→ **Problem to solve**
Output the data word for word, dropping every image.

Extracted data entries

──────────────────────────────

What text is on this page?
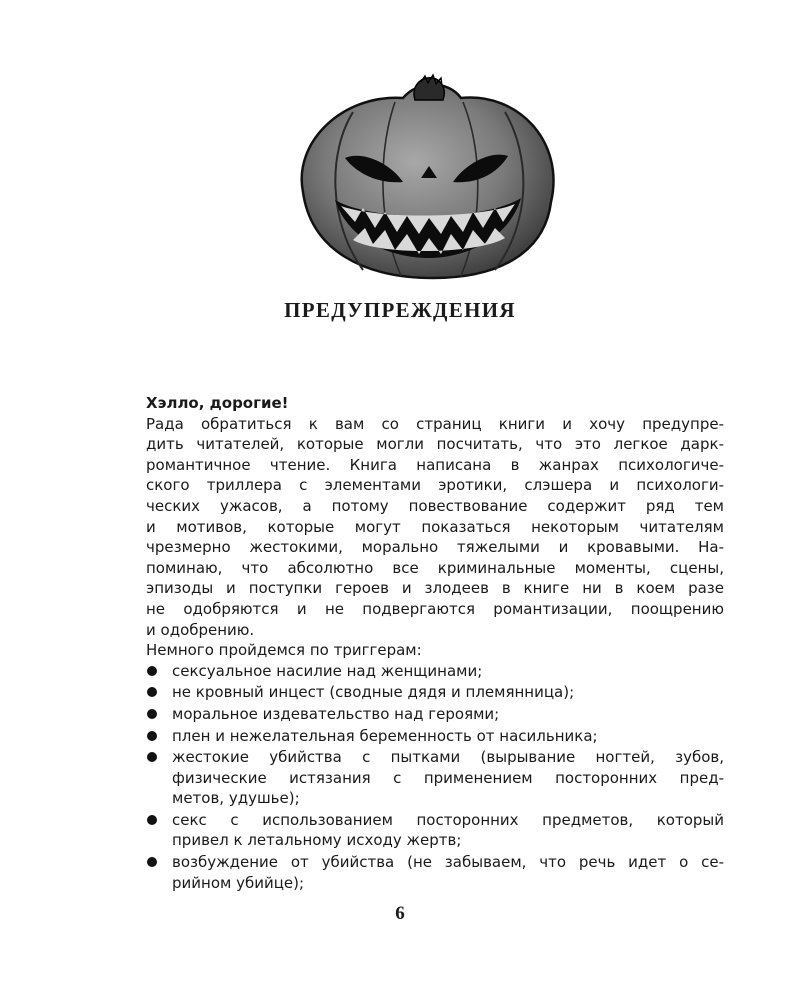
ПРЕДУПРЕЖДЕНИЯ

Хэлло, дорогие!

Рада обратиться к вам со страниц книги и хочу предупре-
дить читателей, которые могли посчитать, что это легкое дарк-
романтичное чтение. Книга написана в жанрах психологиче-
ского триллера с элементами эротики, слэшера и психологи-
ческих ужасов, а потому повествование содержит ряд тем
и мотивов, которые могут показаться некоторым читателям
чрезмерно жестокими, морально тяжелыми и кровавыми. На-
поминаю, что абсолютно все криминальные моменты, сцены,
эпизоды и поступки героев и злодеев в книге ни в коем разе
не одобряются и не подвергаются романтизации, поощрению
и одобрению.

Немного пройдемся по триггерам:

сексуальное насилие над женщинами;
не кровный инцест (сводные дядя и племянница);
моральное издевательство над героями;
плен и нежелательная беременность от насильника;
жестокие убийства с пытками (вырывание ногтей, зубов,
физические истязания с применением посторонних пред-
метов, удушье);
секс с использованием посторонних предметов, который
привел к летальному исходу жертв;
возбуждение от убийства (не забываем, что речь идет о се-
рийном убийце);
6
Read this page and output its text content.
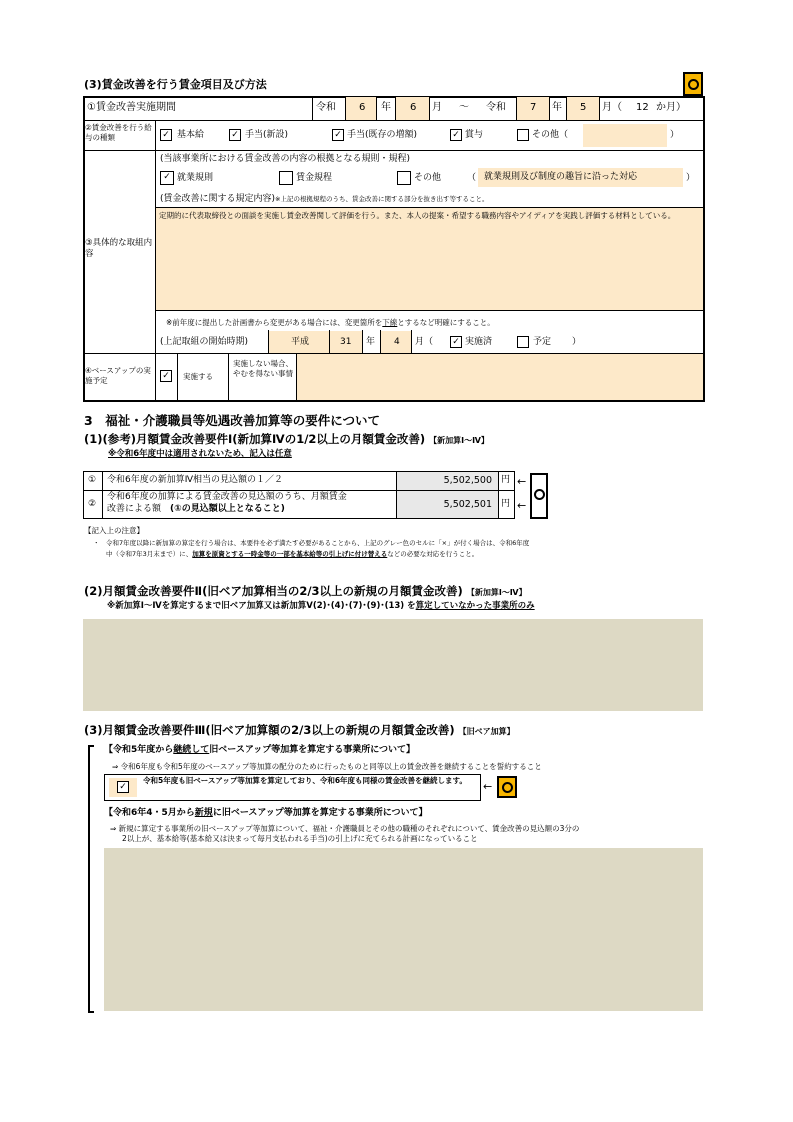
(3)賃金改善を行う賃金項目及び方法
①賃金改善実施期間	令和 6 年 6 月 ～ 令和 7 年 5 月（ 12 か月）
②賃金改善を行う給与の種類	✓ 基本給	✓ 手当(新設)	✓ 手当(既存の増額)	✓ 賞与	その他（	）
③具体的な取組内容
(当該事業所における賃金改善の内容の根拠となる規則・規程)
✓ 就業規則	賃金規程	その他	（ 就業規則及び制度の趣旨に沿った対応	）
(賃金改善に関する規定内容)※上記の根拠規程のうち、賃金改善に関する部分を抜き出す等すること。
定期的に代表取締役との面談を実施し賃金改善関して評価を行う。また、本人の提案・希望する職務内容やアイディアを実践し評価する材料としている。
※前年度に提出した計画書から変更がある場合には、変更箇所を下線とするなど明確にすること。
(上記取組の開始時期)	平成	31 年 4 月（ ✓ 実施済	予定 ）
④ベースアップの実施予定	✓ 実施する
実施しない場合、やむを得ない事情
3　福祉・介護職員等処遇改善加算等の要件について
(1)(参考)月額賃金改善要件Ⅰ(新加算Ⅳの1/2以上の月額賃金改善) 【新加算Ⅰ～Ⅳ】
※令和6年度中は適用されないため、記入は任意
① 令和6年度の新加算Ⅳ相当の見込額の１／２	5,502,500 円
②
令和6年度の加算による賃金改善の見込額のうち、月額賃金
改善による額　 (①の見込額以上となること)	5,502,501 円
←
←
【記入上の注意】
・　令和7年度以降に新加算の算定を行う場合は、本要件を必ず満たす必要があることから、上記のグレー色のセルに「×」が付く場合は、令和6年度
中（令和7年3月末まで）に、加算を原資とする一時金等の一部を基本給等の引上げに付け替えるなどの必要な対応を行うこと。
(2)月額賃金改善要件Ⅱ(旧ベア加算相当の2/3以上の新規の月額賃金改善) 【新加算Ⅰ～Ⅳ】
※新加算Ⅰ～Ⅳを算定するまで旧ベア加算又は新加算Ⅴ(2)･(4)･(7)･(9)･(13) を算定していなかった事業所のみ
(3)月額賃金改善要件Ⅲ(旧ベア加算額の2/3以上の新規の月額賃金改善) 【旧ベア加算】
【令和5年度から継続して旧ベースアップ等加算を算定する事業所について】
⇒ 令和6年度も令和5年度のベースアップ等加算の配分のために行ったものと同等以上の賃金改善を継続することを誓約すること
✓
令和5年度も旧ベースアップ等加算を算定しており、令和6年度も同様の賃金改善を継続します。	←
【令和6年4・5月から新規に旧ベースアップ等加算を算定する事業所について】
⇒ 新規に算定する事業所の旧ベースアップ等加算について、福祉・介護職員とその他の職種のそれぞれについて、賃金改善の見込額の3分の
2以上が、基本給等(基本給又は決まって毎月支払われる手当)の引上げに充てられる計画になっていること
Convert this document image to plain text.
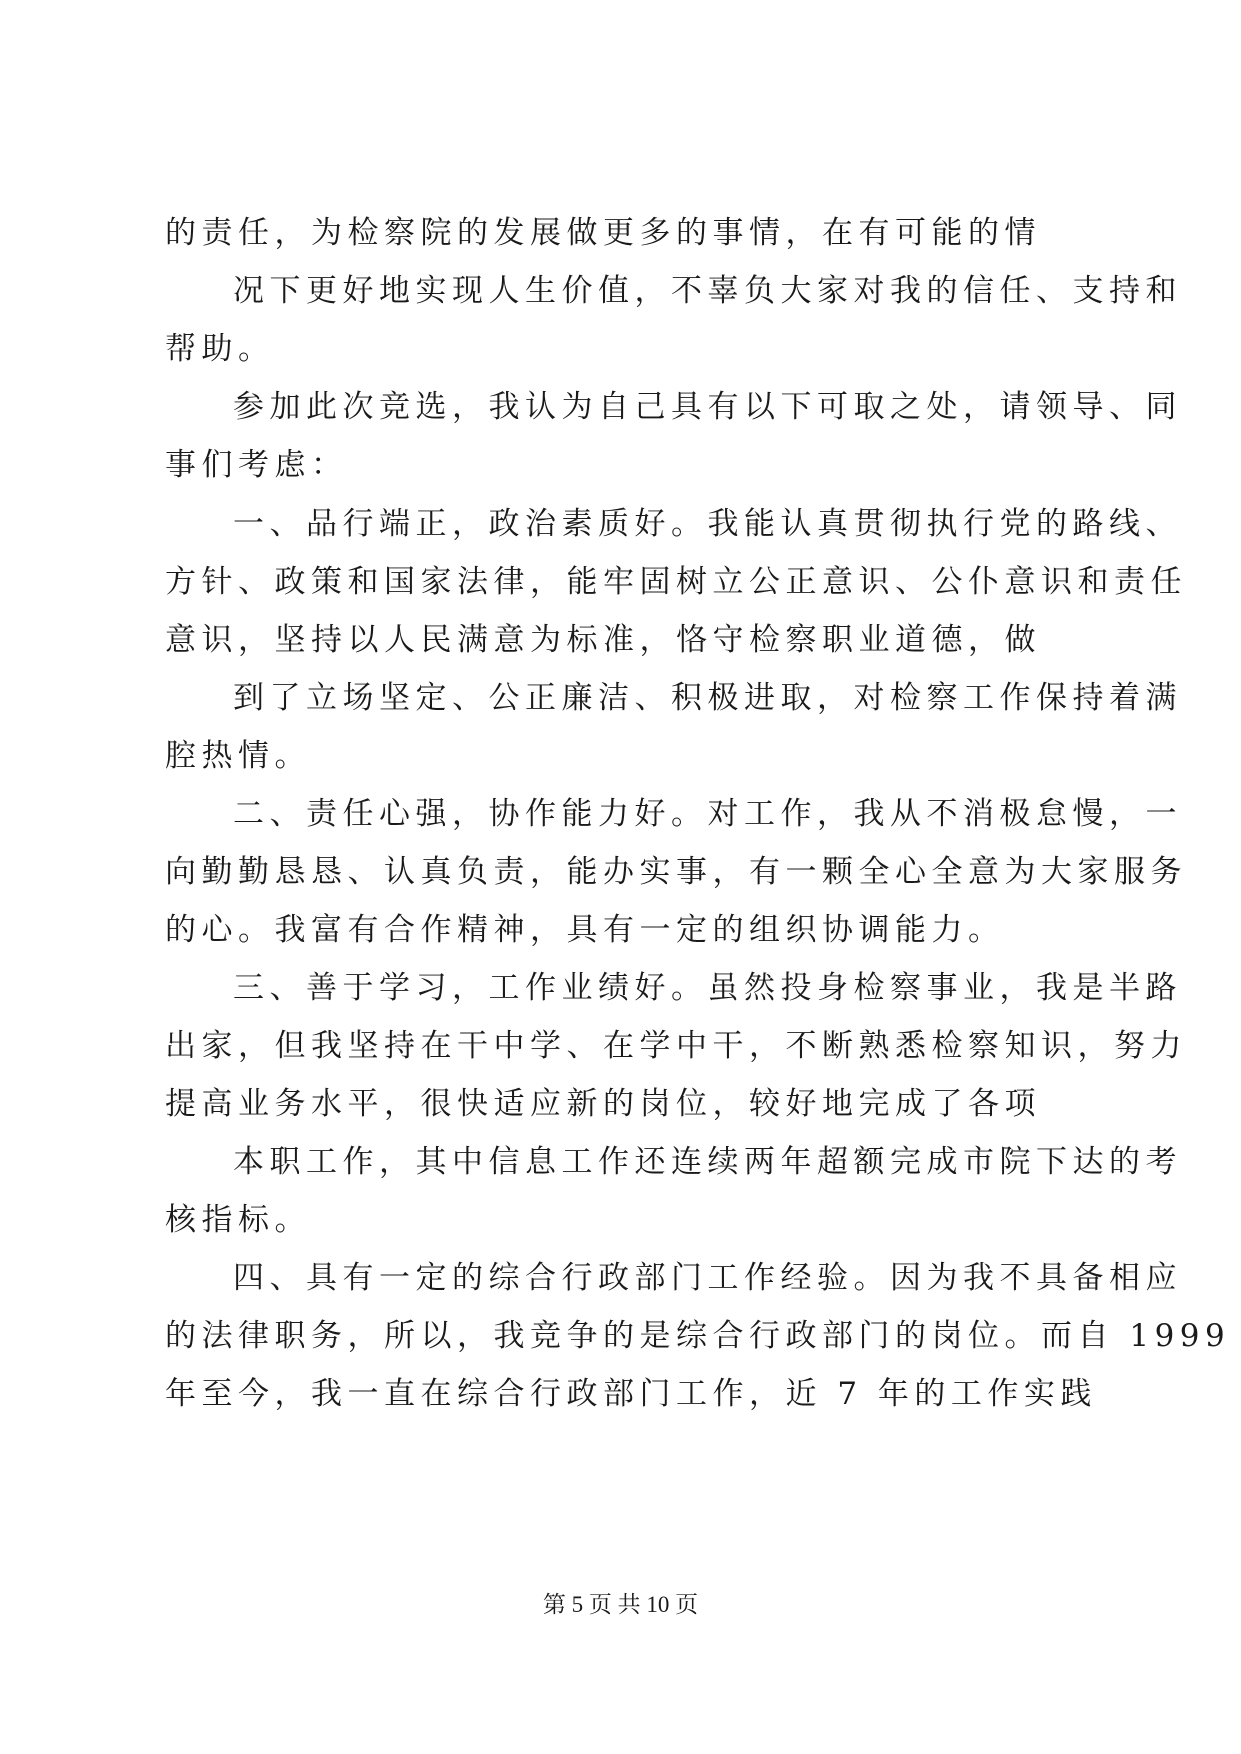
的责任，为检察院的发展做更多的事情，在有可能的情
况下更好地实现人生价值，不辜负大家对我的信任、支持和
帮助。
参加此次竞选，我认为自己具有以下可取之处，请领导、同
事们考虑：
一、品行端正，政治素质好。我能认真贯彻执行党的路线、
方针、政策和国家法律，能牢固树立公正意识、公仆意识和责任
意识，坚持以人民满意为标准，恪守检察职业道德，做
到了立场坚定、公正廉洁、积极进取，对检察工作保持着满
腔热情。
二、责任心强，协作能力好。对工作，我从不消极怠慢，一
向勤勤恳恳、认真负责，能办实事，有一颗全心全意为大家服务
的心。我富有合作精神，具有一定的组织协调能力。
三、善于学习，工作业绩好。虽然投身检察事业，我是半路
出家，但我坚持在干中学、在学中干，不断熟悉检察知识，努力
提高业务水平，很快适应新的岗位，较好地完成了各项
本职工作，其中信息工作还连续两年超额完成市院下达的考
核指标。
四、具有一定的综合行政部门工作经验。因为我不具备相应
的法律职务，所以，我竞争的是综合行政部门的岗位。而自 1999
年至今，我一直在综合行政部门工作，近 7 年的工作实践
第 5 页 共 10 页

──────────────────────────────

→ **Response**
What text is on this page?
ПРЕДУПРЕЖДЕНИЯ

Хэлло, дорогие!

Рада обратиться к вам со страниц книги и хочу предупре-
дить читателей, которые могли посчитать, что это легкое дарк-
романтичное чтение. Книга написана в жанрах психологиче-
ского триллера с элементами эротики, слэшера и психологи-
ческих ужасов, а потому повествование содержит ряд тем
и мотивов, которые могут показаться некоторым читателям
чрезмерно жестокими, морально тяжелыми и кровавыми. На-
поминаю, что абсолютно все криминальные моменты, сцены,
эпизоды и поступки героев и злодеев в книге ни в коем разе
не одобряются и не подвергаются романтизации, поощрению
и одобрению.

Немного пройдемся по триггерам:

сексуальное насилие над женщинами;
не кровный инцест (сводные дядя и племянница);
моральное издевательство над героями;
плен и нежелательная беременность от насильника;
жестокие убийства с пытками (вырывание ногтей, зубов,
физические истязания с применением посторонних пред-
метов, удушье);
секс с использованием посторонних предметов, который
привел к летальному исходу жертв;
возбуждение от убийства (не забываем, что речь идет о се-
рийном убийце);
6
Read this page and output its text content.
(3)賃金改善を行う賃金項目及び方法
①賃金改善実施期間	令和 6 年 6 月 ～ 令和 7 年 5 月（ 12 か月）
②賃金改善を行う給与の種類	✓ 基本給	✓ 手当(新設)	✓ 手当(既存の増額)	✓ 賞与	その他（	）
③具体的な取組内容
(当該事業所における賃金改善の内容の根拠となる規則・規程)
✓ 就業規則	賃金規程	その他	（ 就業規則及び制度の趣旨に沿った対応	）
(賃金改善に関する規定内容)※上記の根拠規程のうち、賃金改善に関する部分を抜き出す等すること。
定期的に代表取締役との面談を実施し賃金改善関して評価を行う。また、本人の提案・希望する職務内容やアイディアを実践し評価する材料としている。
※前年度に提出した計画書から変更がある場合には、変更箇所を下線とするなど明確にすること。
(上記取組の開始時期)	平成	31 年 4 月（ ✓ 実施済	予定 ）
④ベースアップの実施予定	✓ 実施する
実施しない場合、やむを得ない事情
3　福祉・介護職員等処遇改善加算等の要件について
(1)(参考)月額賃金改善要件Ⅰ(新加算Ⅳの1/2以上の月額賃金改善) 【新加算Ⅰ～Ⅳ】
※令和6年度中は適用されないため、記入は任意
① 令和6年度の新加算Ⅳ相当の見込額の１／２	5,502,500 円
②
令和6年度の加算による賃金改善の見込額のうち、月額賃金
改善による額　 (①の見込額以上となること)	5,502,501 円
←
←
【記入上の注意】
・　令和7年度以降に新加算の算定を行う場合は、本要件を必ず満たす必要があることから、上記のグレー色のセルに「×」が付く場合は、令和6年度
中（令和7年3月末まで）に、加算を原資とする一時金等の一部を基本給等の引上げに付け替えるなどの必要な対応を行うこと。
(2)月額賃金改善要件Ⅱ(旧ベア加算相当の2/3以上の新規の月額賃金改善) 【新加算Ⅰ～Ⅳ】
※新加算Ⅰ～Ⅳを算定するまで旧ベア加算又は新加算Ⅴ(2)･(4)･(7)･(9)･(13) を算定していなかった事業所のみ
(3)月額賃金改善要件Ⅲ(旧ベア加算額の2/3以上の新規の月額賃金改善) 【旧ベア加算】
【令和5年度から継続して旧ベースアップ等加算を算定する事業所について】
⇒ 令和6年度も令和5年度のベースアップ等加算の配分のために行ったものと同等以上の賃金改善を継続することを誓約すること
✓
令和5年度も旧ベースアップ等加算を算定しており、令和6年度も同様の賃金改善を継続します。	←
【令和6年4・5月から新規に旧ベースアップ等加算を算定する事業所について】
⇒ 新規に算定する事業所の旧ベースアップ等加算について、福祉・介護職員とその他の職種のそれぞれについて、賃金改善の見込額の3分の
2以上が、基本給等(基本給又は決まって毎月支払われる手当)の引上げに充てられる計画になっていること
Convert this document image to plain text.
的责任，为检察院的发展做更多的事情，在有可能的情
况下更好地实现人生价值，不辜负大家对我的信任、支持和
帮助。
参加此次竞选，我认为自己具有以下可取之处，请领导、同
事们考虑：
一、品行端正，政治素质好。我能认真贯彻执行党的路线、
方针、政策和国家法律，能牢固树立公正意识、公仆意识和责任
意识，坚持以人民满意为标准，恪守检察职业道德，做
到了立场坚定、公正廉洁、积极进取，对检察工作保持着满
腔热情。
二、责任心强，协作能力好。对工作，我从不消极怠慢，一
向勤勤恳恳、认真负责，能办实事，有一颗全心全意为大家服务
的心。我富有合作精神，具有一定的组织协调能力。
三、善于学习，工作业绩好。虽然投身检察事业，我是半路
出家，但我坚持在干中学、在学中干，不断熟悉检察知识，努力
提高业务水平，很快适应新的岗位，较好地完成了各项
本职工作，其中信息工作还连续两年超额完成市院下达的考
核指标。
四、具有一定的综合行政部门工作经验。因为我不具备相应
的法律职务，所以，我竞争的是综合行政部门的岗位。而自 1999
年至今，我一直在综合行政部门工作，近 7 年的工作实践
第 5 页 共 10 页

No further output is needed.